# PROBLEM DETAILS
Repeat every entry in the listing below, exactly.

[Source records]
========
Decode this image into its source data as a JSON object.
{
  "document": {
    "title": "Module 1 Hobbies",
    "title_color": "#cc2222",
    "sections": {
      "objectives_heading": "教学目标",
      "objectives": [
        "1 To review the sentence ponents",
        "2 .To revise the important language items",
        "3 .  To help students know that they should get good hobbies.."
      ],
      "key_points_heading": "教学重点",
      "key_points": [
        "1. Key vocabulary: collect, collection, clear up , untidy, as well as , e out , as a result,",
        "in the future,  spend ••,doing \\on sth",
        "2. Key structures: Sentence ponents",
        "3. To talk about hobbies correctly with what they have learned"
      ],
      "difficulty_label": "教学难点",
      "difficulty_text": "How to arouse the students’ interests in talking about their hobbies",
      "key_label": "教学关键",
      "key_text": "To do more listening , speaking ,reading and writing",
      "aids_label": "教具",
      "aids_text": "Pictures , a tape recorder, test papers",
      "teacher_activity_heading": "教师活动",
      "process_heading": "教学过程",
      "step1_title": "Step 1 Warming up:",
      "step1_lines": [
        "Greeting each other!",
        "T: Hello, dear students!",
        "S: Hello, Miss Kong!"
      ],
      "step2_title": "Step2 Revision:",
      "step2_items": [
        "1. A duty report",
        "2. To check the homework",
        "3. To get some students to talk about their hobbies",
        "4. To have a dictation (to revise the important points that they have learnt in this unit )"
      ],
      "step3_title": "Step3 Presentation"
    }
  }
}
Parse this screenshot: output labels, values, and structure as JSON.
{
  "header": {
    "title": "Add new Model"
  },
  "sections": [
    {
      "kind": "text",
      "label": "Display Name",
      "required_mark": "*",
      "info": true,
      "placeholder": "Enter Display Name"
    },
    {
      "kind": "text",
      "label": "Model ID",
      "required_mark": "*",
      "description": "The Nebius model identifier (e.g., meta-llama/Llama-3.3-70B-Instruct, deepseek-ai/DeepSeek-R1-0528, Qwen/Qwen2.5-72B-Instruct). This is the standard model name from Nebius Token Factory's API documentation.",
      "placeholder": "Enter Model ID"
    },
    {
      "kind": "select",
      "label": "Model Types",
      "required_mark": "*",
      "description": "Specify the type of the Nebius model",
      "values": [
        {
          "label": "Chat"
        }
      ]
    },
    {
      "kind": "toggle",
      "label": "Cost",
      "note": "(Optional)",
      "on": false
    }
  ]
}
========
# EXERCISE OUTPUT
Decode this image into its source data as a JSON object.
{
  "document": {
    "title": "Module 1 Hobbies",
    "title_color": "#cc2222",
    "sections": {
      "objectives_heading": "教学目标",
      "objectives": [
        "1 To review the sentence ponents",
        "2 .To revise the important language items",
        "3 .  To help students know that they should get good hobbies.."
      ],
      "key_points_heading": "教学重点",
      "key_points": [
        "1. Key vocabulary: collect, collection, clear up , untidy, as well as , e out , as a result,",
        "in the future,  spend ••,doing \\on sth",
        "2. Key structures: Sentence ponents",
        "3. To talk about hobbies correctly with what they have learned"
      ],
      "difficulty_label": "教学难点",
      "difficulty_text": "How to arouse the students’ interests in talking about their hobbies",
      "key_label": "教学关键",
      "key_text": "To do more listening , speaking ,reading and writing",
      "aids_label": "教具",
      "aids_text": "Pictures , a tape recorder, test papers",
      "teacher_activity_heading": "教师活动",
      "process_heading": "教学过程",
      "step1_title": "Step 1 Warming up:",
      "step1_lines": [
        "Greeting each other!",
        "T: Hello, dear students!",
        "S: Hello, Miss Kong!"
      ],
      "step2_title": "Step2 Revision:",
      "step2_items": [
        "1. A duty report",
        "2. To check the homework",
        "3. To get some students to talk about their hobbies",
        "4. To have a dictation (to revise the important points that they have learnt in this unit )"
      ],
      "step3_title": "Step3 Presentation"
    }
  }
}
Parse this screenshot: output labels, values, and structure as JSON.
{
  "header": {
    "title": "Add new Model"
  },
  "sections": [
    {
      "kind": "text",
      "label": "Display Name",
      "required_mark": "*",
      "info": true,
      "placeholder": "Enter Display Name"
    },
    {
      "kind": "text",
      "label": "Model ID",
      "required_mark": "*",
      "description": "The Nebius model identifier (e.g., meta-llama/Llama-3.3-70B-Instruct, deepseek-ai/DeepSeek-R1-0528, Qwen/Qwen2.5-72B-Instruct). This is the standard model name from Nebius Token Factory's API documentation.",
      "placeholder": "Enter Model ID"
    },
    {
      "kind": "select",
      "label": "Model Types",
      "required_mark": "*",
      "description": "Specify the type of the Nebius model",
      "values": [
        {
          "label": "Chat"
        }
      ]
    },
    {
      "kind": "toggle",
      "label": "Cost",
      "note": "(Optional)",
      "on": false
    }
  ]
}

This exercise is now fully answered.